--- PROBLEM REQUIREMENTS ---
Will you write out all the entries below exactly?

--- GIVEN ENTRIES ---
⟨
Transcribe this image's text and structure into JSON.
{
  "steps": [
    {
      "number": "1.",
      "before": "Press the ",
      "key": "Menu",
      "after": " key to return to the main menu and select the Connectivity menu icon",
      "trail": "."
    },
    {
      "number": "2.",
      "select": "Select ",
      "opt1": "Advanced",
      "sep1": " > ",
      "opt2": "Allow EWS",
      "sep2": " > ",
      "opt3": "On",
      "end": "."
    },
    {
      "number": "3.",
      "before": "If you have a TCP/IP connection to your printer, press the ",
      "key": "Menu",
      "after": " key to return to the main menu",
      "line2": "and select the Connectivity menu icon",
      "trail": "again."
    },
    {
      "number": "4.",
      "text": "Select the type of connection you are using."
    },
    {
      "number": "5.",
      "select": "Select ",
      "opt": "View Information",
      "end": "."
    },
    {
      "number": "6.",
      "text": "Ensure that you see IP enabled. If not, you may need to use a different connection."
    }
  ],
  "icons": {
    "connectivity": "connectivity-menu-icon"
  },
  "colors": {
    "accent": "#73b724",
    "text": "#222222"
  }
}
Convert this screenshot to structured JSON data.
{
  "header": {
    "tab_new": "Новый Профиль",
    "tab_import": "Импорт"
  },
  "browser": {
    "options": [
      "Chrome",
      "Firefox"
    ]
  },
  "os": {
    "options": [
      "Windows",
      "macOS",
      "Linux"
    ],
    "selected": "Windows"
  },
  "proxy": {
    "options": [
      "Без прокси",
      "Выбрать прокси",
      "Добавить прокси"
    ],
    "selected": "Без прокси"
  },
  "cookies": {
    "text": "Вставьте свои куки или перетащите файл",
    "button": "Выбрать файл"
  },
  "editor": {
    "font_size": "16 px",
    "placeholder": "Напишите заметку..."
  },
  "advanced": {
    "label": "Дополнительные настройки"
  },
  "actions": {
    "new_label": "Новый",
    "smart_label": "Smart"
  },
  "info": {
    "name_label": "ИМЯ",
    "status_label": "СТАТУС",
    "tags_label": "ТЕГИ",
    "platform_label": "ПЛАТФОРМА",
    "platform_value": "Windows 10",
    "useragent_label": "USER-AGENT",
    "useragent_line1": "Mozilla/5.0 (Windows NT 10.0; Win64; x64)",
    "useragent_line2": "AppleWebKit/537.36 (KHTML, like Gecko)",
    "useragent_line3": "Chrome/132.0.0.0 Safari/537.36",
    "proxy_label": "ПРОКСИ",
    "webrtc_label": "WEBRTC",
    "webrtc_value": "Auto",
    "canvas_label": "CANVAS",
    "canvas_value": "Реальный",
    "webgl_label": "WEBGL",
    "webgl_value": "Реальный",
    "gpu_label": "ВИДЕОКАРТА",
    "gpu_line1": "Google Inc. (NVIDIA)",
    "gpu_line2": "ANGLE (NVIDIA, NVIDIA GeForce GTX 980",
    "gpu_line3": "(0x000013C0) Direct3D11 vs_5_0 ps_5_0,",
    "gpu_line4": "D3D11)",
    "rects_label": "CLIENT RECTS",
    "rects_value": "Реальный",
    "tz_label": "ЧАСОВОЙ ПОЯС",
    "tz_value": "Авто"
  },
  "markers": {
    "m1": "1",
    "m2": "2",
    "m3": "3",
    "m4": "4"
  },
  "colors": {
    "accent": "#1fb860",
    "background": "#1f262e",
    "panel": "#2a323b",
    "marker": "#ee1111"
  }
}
⟩
--- PROBLEM SOLUTION ---
Transcribe this image's text and structure into JSON.
{
  "steps": [
    {
      "number": "1.",
      "before": "Press the ",
      "key": "Menu",
      "after": " key to return to the main menu and select the Connectivity menu icon",
      "trail": "."
    },
    {
      "number": "2.",
      "select": "Select ",
      "opt1": "Advanced",
      "sep1": " > ",
      "opt2": "Allow EWS",
      "sep2": " > ",
      "opt3": "On",
      "end": "."
    },
    {
      "number": "3.",
      "before": "If you have a TCP/IP connection to your printer, press the ",
      "key": "Menu",
      "after": " key to return to the main menu",
      "line2": "and select the Connectivity menu icon",
      "trail": "again."
    },
    {
      "number": "4.",
      "text": "Select the type of connection you are using."
    },
    {
      "number": "5.",
      "select": "Select ",
      "opt": "View Information",
      "end": "."
    },
    {
      "number": "6.",
      "text": "Ensure that you see IP enabled. If not, you may need to use a different connection."
    }
  ],
  "icons": {
    "connectivity": "connectivity-menu-icon"
  },
  "colors": {
    "accent": "#73b724",
    "text": "#222222"
  }
}
Convert this screenshot to structured JSON data.
{
  "header": {
    "tab_new": "Новый Профиль",
    "tab_import": "Импорт"
  },
  "browser": {
    "options": [
      "Chrome",
      "Firefox"
    ]
  },
  "os": {
    "options": [
      "Windows",
      "macOS",
      "Linux"
    ],
    "selected": "Windows"
  },
  "proxy": {
    "options": [
      "Без прокси",
      "Выбрать прокси",
      "Добавить прокси"
    ],
    "selected": "Без прокси"
  },
  "cookies": {
    "text": "Вставьте свои куки или перетащите файл",
    "button": "Выбрать файл"
  },
  "editor": {
    "font_size": "16 px",
    "placeholder": "Напишите заметку..."
  },
  "advanced": {
    "label": "Дополнительные настройки"
  },
  "actions": {
    "new_label": "Новый",
    "smart_label": "Smart"
  },
  "info": {
    "name_label": "ИМЯ",
    "status_label": "СТАТУС",
    "tags_label": "ТЕГИ",
    "platform_label": "ПЛАТФОРМА",
    "platform_value": "Windows 10",
    "useragent_label": "USER-AGENT",
    "useragent_line1": "Mozilla/5.0 (Windows NT 10.0; Win64; x64)",
    "useragent_line2": "AppleWebKit/537.36 (KHTML, like Gecko)",
    "useragent_line3": "Chrome/132.0.0.0 Safari/537.36",
    "proxy_label": "ПРОКСИ",
    "webrtc_label": "WEBRTC",
    "webrtc_value": "Auto",
    "canvas_label": "CANVAS",
    "canvas_value": "Реальный",
    "webgl_label": "WEBGL",
    "webgl_value": "Реальный",
    "gpu_label": "ВИДЕОКАРТА",
    "gpu_line1": "Google Inc. (NVIDIA)",
    "gpu_line2": "ANGLE (NVIDIA, NVIDIA GeForce GTX 980",
    "gpu_line3": "(0x000013C0) Direct3D11 vs_5_0 ps_5_0,",
    "gpu_line4": "D3D11)",
    "rects_label": "CLIENT RECTS",
    "rects_value": "Реальный",
    "tz_label": "ЧАСОВОЙ ПОЯС",
    "tz_value": "Авто"
  },
  "markers": {
    "m1": "1",
    "m2": "2",
    "m3": "3",
    "m4": "4"
  },
  "colors": {
    "accent": "#1fb860",
    "background": "#1f262e",
    "panel": "#2a323b",
    "marker": "#ee1111"
  }
}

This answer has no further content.